• _Dataset rows_
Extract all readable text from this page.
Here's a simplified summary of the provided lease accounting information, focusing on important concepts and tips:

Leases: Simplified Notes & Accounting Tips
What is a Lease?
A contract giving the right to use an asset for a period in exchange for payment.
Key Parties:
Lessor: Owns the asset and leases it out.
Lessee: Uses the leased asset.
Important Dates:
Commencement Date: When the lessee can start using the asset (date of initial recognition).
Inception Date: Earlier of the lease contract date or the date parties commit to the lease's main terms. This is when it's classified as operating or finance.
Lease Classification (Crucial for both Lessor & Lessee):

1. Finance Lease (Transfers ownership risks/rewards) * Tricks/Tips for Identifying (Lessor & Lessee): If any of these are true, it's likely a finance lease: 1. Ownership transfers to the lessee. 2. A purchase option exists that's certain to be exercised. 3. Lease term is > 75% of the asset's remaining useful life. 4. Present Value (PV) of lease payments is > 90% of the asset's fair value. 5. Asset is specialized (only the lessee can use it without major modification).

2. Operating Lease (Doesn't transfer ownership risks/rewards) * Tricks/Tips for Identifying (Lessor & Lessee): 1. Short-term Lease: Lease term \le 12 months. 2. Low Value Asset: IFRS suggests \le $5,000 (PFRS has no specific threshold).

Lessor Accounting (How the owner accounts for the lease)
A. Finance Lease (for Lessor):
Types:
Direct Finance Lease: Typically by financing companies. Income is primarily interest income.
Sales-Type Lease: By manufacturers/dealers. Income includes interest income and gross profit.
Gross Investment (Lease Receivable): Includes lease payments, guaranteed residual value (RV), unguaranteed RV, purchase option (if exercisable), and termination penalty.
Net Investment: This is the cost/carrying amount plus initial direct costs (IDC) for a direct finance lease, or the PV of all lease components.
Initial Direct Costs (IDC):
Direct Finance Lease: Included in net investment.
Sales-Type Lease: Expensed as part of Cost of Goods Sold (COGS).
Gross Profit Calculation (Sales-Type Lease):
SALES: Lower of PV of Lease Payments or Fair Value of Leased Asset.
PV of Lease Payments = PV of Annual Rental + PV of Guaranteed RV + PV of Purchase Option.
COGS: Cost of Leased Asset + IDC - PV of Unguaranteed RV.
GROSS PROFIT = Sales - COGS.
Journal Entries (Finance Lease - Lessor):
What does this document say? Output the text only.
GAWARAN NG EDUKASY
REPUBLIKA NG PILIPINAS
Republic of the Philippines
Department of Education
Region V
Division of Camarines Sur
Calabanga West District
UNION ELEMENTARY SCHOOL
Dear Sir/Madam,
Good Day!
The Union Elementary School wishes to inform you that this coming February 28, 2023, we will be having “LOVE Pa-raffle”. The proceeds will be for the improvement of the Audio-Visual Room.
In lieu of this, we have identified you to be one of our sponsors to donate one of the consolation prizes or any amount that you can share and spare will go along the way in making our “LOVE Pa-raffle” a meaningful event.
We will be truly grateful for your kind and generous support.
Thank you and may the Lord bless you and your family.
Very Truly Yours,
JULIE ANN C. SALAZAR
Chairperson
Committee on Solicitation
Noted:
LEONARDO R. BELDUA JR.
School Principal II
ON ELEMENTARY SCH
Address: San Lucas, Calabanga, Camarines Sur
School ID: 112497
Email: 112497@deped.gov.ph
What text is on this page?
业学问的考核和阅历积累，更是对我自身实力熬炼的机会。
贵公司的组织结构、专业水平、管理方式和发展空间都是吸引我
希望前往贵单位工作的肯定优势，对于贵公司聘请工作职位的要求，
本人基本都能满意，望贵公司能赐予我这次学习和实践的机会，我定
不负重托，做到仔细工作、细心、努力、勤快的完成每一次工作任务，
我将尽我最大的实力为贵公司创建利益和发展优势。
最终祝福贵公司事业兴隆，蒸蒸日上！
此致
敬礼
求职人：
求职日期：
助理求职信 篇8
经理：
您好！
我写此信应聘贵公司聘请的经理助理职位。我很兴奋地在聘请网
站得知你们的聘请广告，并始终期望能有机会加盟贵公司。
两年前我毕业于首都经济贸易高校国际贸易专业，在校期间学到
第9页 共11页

• _TASK DETAILS_
Everything from the line containing "What does this" to the end of the data above should be quoted exactly, please, both ends included, and nothing outside that span.

• _RESPONSE TO THIS EXERCISE_
What does this document say? Output the text only.
GAWARAN NG EDUKASY
REPUBLIKA NG PILIPINAS
Republic of the Philippines
Department of Education
Region V
Division of Camarines Sur
Calabanga West District
UNION ELEMENTARY SCHOOL
Dear Sir/Madam,
Good Day!
The Union Elementary School wishes to inform you that this coming February 28, 2023, we will be having “LOVE Pa-raffle”. The proceeds will be for the improvement of the Audio-Visual Room.
In lieu of this, we have identified you to be one of our sponsors to donate one of the consolation prizes or any amount that you can share and spare will go along the way in making our “LOVE Pa-raffle” a meaningful event.
We will be truly grateful for your kind and generous support.
Thank you and may the Lord bless you and your family.
Very Truly Yours,
JULIE ANN C. SALAZAR
Chairperson
Committee on Solicitation
Noted:
LEONARDO R. BELDUA JR.
School Principal II
ON ELEMENTARY SCH
Address: San Lucas, Calabanga, Camarines Sur
School ID: 112497
Email: 112497@deped.gov.ph
What text is on this page?
业学问的考核和阅历积累，更是对我自身实力熬炼的机会。
贵公司的组织结构、专业水平、管理方式和发展空间都是吸引我
希望前往贵单位工作的肯定优势，对于贵公司聘请工作职位的要求，
本人基本都能满意，望贵公司能赐予我这次学习和实践的机会，我定
不负重托，做到仔细工作、细心、努力、勤快的完成每一次工作任务，
我将尽我最大的实力为贵公司创建利益和发展优势。
最终祝福贵公司事业兴隆，蒸蒸日上！
此致
敬礼
求职人：
求职日期：
助理求职信 篇8
经理：
您好！
我写此信应聘贵公司聘请的经理助理职位。我很兴奋地在聘请网
站得知你们的聘请广告，并始终期望能有机会加盟贵公司。
两年前我毕业于首都经济贸易高校国际贸易专业，在校期间学到
第9页 共11页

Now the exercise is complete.